*Task objective:* Provide only the number of lines in the listing that contain the string "this".
(begin)
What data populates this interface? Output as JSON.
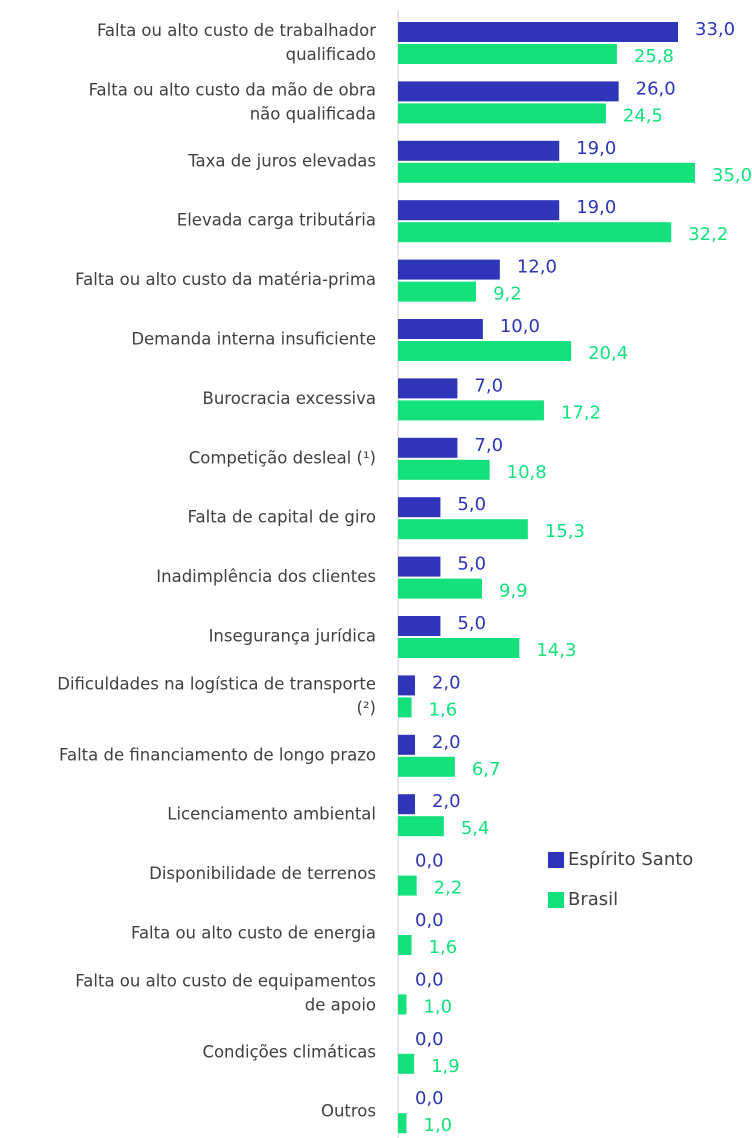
{
  "chart_data": {
    "type": "bar",
    "orientation": "horizontal",
    "categories": [
      "Falta ou alto custo de trabalhador\nqualificado",
      "Falta ou alto custo da mão de obra\nnão qualificada",
      "Taxa de juros elevadas",
      "Elevada carga tributária",
      "Falta ou alto custo da matéria-prima",
      "Demanda interna insuficiente",
      "Burocracia excessiva",
      "Competição desleal (¹)",
      "Falta de capital de giro",
      "Inadimplência dos clientes",
      "Insegurança jurídica",
      "Dificuldades na logística de transporte\n(²)",
      "Falta de financiamento de longo prazo",
      "Licenciamento ambiental",
      "Disponibilidade de terrenos",
      "Falta ou alto custo de energia",
      "Falta ou alto custo de equipamentos\nde apoio",
      "Condições climáticas",
      "Outros"
    ],
    "series": [
      {
        "name": "Espírito Santo",
        "color": "#2e35b8",
        "values": [
          33.0,
          26.0,
          19.0,
          19.0,
          12.0,
          10.0,
          7.0,
          7.0,
          5.0,
          5.0,
          5.0,
          2.0,
          2.0,
          2.0,
          0.0,
          0.0,
          0.0,
          0.0,
          0.0
        ],
        "value_labels": [
          "33,0",
          "26,0",
          "19,0",
          "19,0",
          "12,0",
          "10,0",
          "7,0",
          "7,0",
          "5,0",
          "5,0",
          "5,0",
          "2,0",
          "2,0",
          "2,0",
          "0,0",
          "0,0",
          "0,0",
          "0,0",
          "0,0"
        ]
      },
      {
        "name": "Brasil",
        "color": "#14e07c",
        "values": [
          25.8,
          24.5,
          35.0,
          32.2,
          9.2,
          20.4,
          17.2,
          10.8,
          15.3,
          9.9,
          14.3,
          1.6,
          6.7,
          5.4,
          2.2,
          1.6,
          1.0,
          1.9,
          1.0
        ],
        "value_labels": [
          "25,8",
          "24,5",
          "35,0",
          "32,2",
          "9,2",
          "20,4",
          "17,2",
          "10,8",
          "15,3",
          "9,9",
          "14,3",
          "1,6",
          "6,7",
          "5,4",
          "2,2",
          "1,6",
          "1,0",
          "1,9",
          "1,0"
        ]
      }
    ],
    "legend": "right"
  }
}
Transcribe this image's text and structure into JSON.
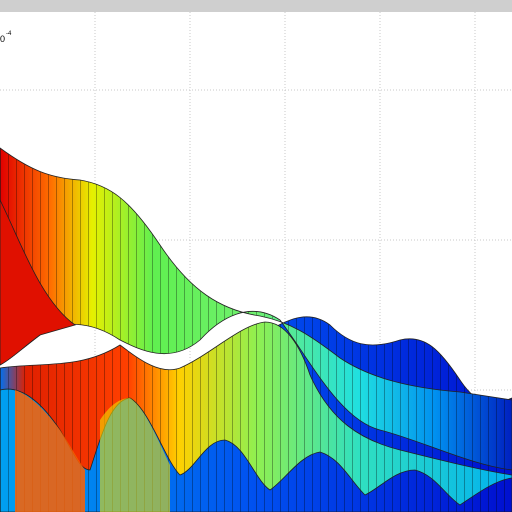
{
  "axis_exponent": {
    "base": "0",
    "exponent": "-4"
  }
}
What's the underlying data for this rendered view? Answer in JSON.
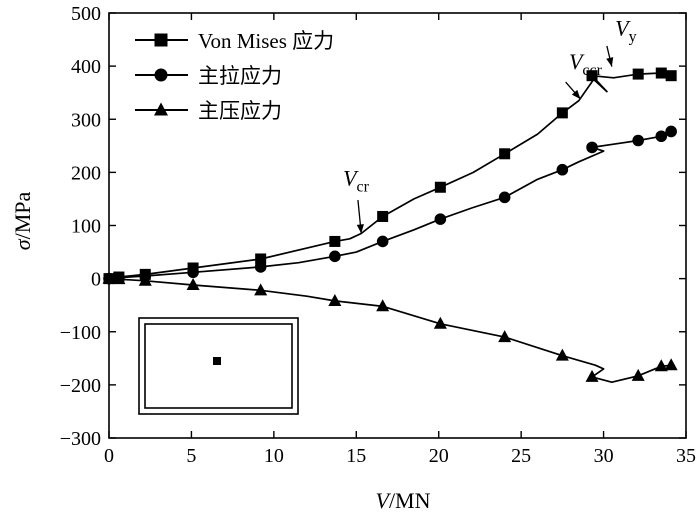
{
  "chart_data": {
    "type": "line",
    "xlabel": {
      "var": "V",
      "unit": "/MN"
    },
    "ylabel": {
      "var": "σ",
      "unit": "/MPa"
    },
    "xlim": [
      0,
      35
    ],
    "ylim": [
      -300,
      500
    ],
    "x_ticks": [
      0,
      5,
      10,
      15,
      20,
      25,
      30,
      35
    ],
    "y_ticks": [
      -300,
      -200,
      -100,
      0,
      100,
      200,
      300,
      400,
      500
    ],
    "x_tick_labels": [
      "0",
      "5",
      "10",
      "15",
      "20",
      "25",
      "30",
      "35"
    ],
    "y_tick_labels": [
      "−300",
      "−200",
      "−100",
      "0",
      "100",
      "200",
      "300",
      "400",
      "500"
    ],
    "grid": false,
    "legend_position": "top-left",
    "series": [
      {
        "name": "Von Mises 应力",
        "marker": "square",
        "line": [
          [
            0,
            0
          ],
          [
            0.6,
            3
          ],
          [
            2.2,
            8
          ],
          [
            5.1,
            20
          ],
          [
            9.2,
            37
          ],
          [
            13.7,
            70
          ],
          [
            14.6,
            75
          ],
          [
            15.3,
            85
          ],
          [
            16.6,
            117
          ],
          [
            18.5,
            150
          ],
          [
            20.1,
            172
          ],
          [
            22.1,
            200
          ],
          [
            24,
            235
          ],
          [
            26,
            272
          ],
          [
            27.5,
            312
          ],
          [
            28.5,
            335
          ],
          [
            29.4,
            375
          ],
          [
            30.2,
            352
          ],
          [
            29.3,
            382
          ],
          [
            30.6,
            378
          ],
          [
            32.1,
            385
          ],
          [
            33.5,
            387
          ],
          [
            34.1,
            382
          ]
        ],
        "markers": [
          [
            0,
            0
          ],
          [
            0.6,
            3
          ],
          [
            2.2,
            8
          ],
          [
            5.1,
            20
          ],
          [
            9.2,
            37
          ],
          [
            13.7,
            70
          ],
          [
            16.6,
            117
          ],
          [
            20.1,
            172
          ],
          [
            24,
            235
          ],
          [
            27.5,
            312
          ],
          [
            29.3,
            382
          ],
          [
            32.1,
            385
          ],
          [
            33.5,
            387
          ],
          [
            34.1,
            382
          ]
        ]
      },
      {
        "name": "主拉应力",
        "marker": "circle",
        "line": [
          [
            0,
            0
          ],
          [
            0.6,
            2
          ],
          [
            2.2,
            5
          ],
          [
            5.1,
            12
          ],
          [
            9.2,
            22
          ],
          [
            11.5,
            30
          ],
          [
            13.7,
            42
          ],
          [
            15,
            50
          ],
          [
            16.6,
            70
          ],
          [
            18.5,
            92
          ],
          [
            20.1,
            112
          ],
          [
            22,
            133
          ],
          [
            24,
            153
          ],
          [
            26,
            187
          ],
          [
            27.5,
            205
          ],
          [
            28.5,
            220
          ],
          [
            30,
            240
          ],
          [
            29.3,
            247
          ],
          [
            30.6,
            253
          ],
          [
            32.1,
            260
          ],
          [
            33.5,
            268
          ],
          [
            34.1,
            277
          ]
        ],
        "markers": [
          [
            0,
            0
          ],
          [
            0.6,
            2
          ],
          [
            2.2,
            5
          ],
          [
            5.1,
            12
          ],
          [
            9.2,
            22
          ],
          [
            13.7,
            42
          ],
          [
            16.6,
            70
          ],
          [
            20.1,
            112
          ],
          [
            24,
            153
          ],
          [
            27.5,
            205
          ],
          [
            29.3,
            247
          ],
          [
            32.1,
            260
          ],
          [
            33.5,
            268
          ],
          [
            34.1,
            277
          ]
        ]
      },
      {
        "name": "主压应力",
        "marker": "triangle",
        "line": [
          [
            0,
            0
          ],
          [
            0.6,
            -1
          ],
          [
            2.2,
            -4
          ],
          [
            5.1,
            -12
          ],
          [
            9.2,
            -22
          ],
          [
            12,
            -33
          ],
          [
            13.7,
            -42
          ],
          [
            16.6,
            -52
          ],
          [
            20.1,
            -85
          ],
          [
            24,
            -110
          ],
          [
            27.5,
            -145
          ],
          [
            29.5,
            -163
          ],
          [
            30,
            -170
          ],
          [
            29.3,
            -185
          ],
          [
            30.5,
            -195
          ],
          [
            32.1,
            -183
          ],
          [
            33.5,
            -165
          ],
          [
            34.1,
            -163
          ]
        ],
        "markers": [
          [
            0,
            0
          ],
          [
            0.6,
            -1
          ],
          [
            2.2,
            -4
          ],
          [
            5.1,
            -12
          ],
          [
            9.2,
            -22
          ],
          [
            13.7,
            -42
          ],
          [
            16.6,
            -52
          ],
          [
            20.1,
            -85
          ],
          [
            24,
            -110
          ],
          [
            27.5,
            -145
          ],
          [
            29.3,
            -185
          ],
          [
            32.1,
            -183
          ],
          [
            33.5,
            -165
          ],
          [
            34.1,
            -163
          ]
        ]
      }
    ],
    "annotations": [
      {
        "id": "vcr",
        "main": "V",
        "sub": "cr",
        "text_at": [
          14.2,
          175
        ],
        "arrow_from": [
          15.1,
          148
        ],
        "arrow_to": [
          15.3,
          85
        ]
      },
      {
        "id": "vccr",
        "main": "V",
        "sub": "ccr",
        "text_at": [
          27.9,
          395
        ],
        "arrow_from": [
          27.7,
          370
        ],
        "arrow_to": [
          28.6,
          338
        ]
      },
      {
        "id": "vy",
        "main": "V",
        "sub": "y",
        "text_at": [
          30.7,
          458
        ],
        "arrow_from": [
          30.2,
          438
        ],
        "arrow_to": [
          30.5,
          399
        ]
      }
    ]
  }
}
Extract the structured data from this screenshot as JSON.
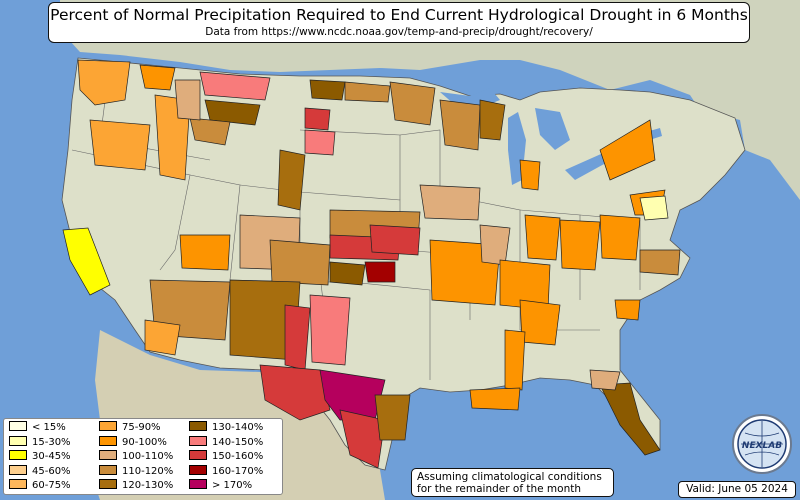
(end)
*Solution to the problem:* 4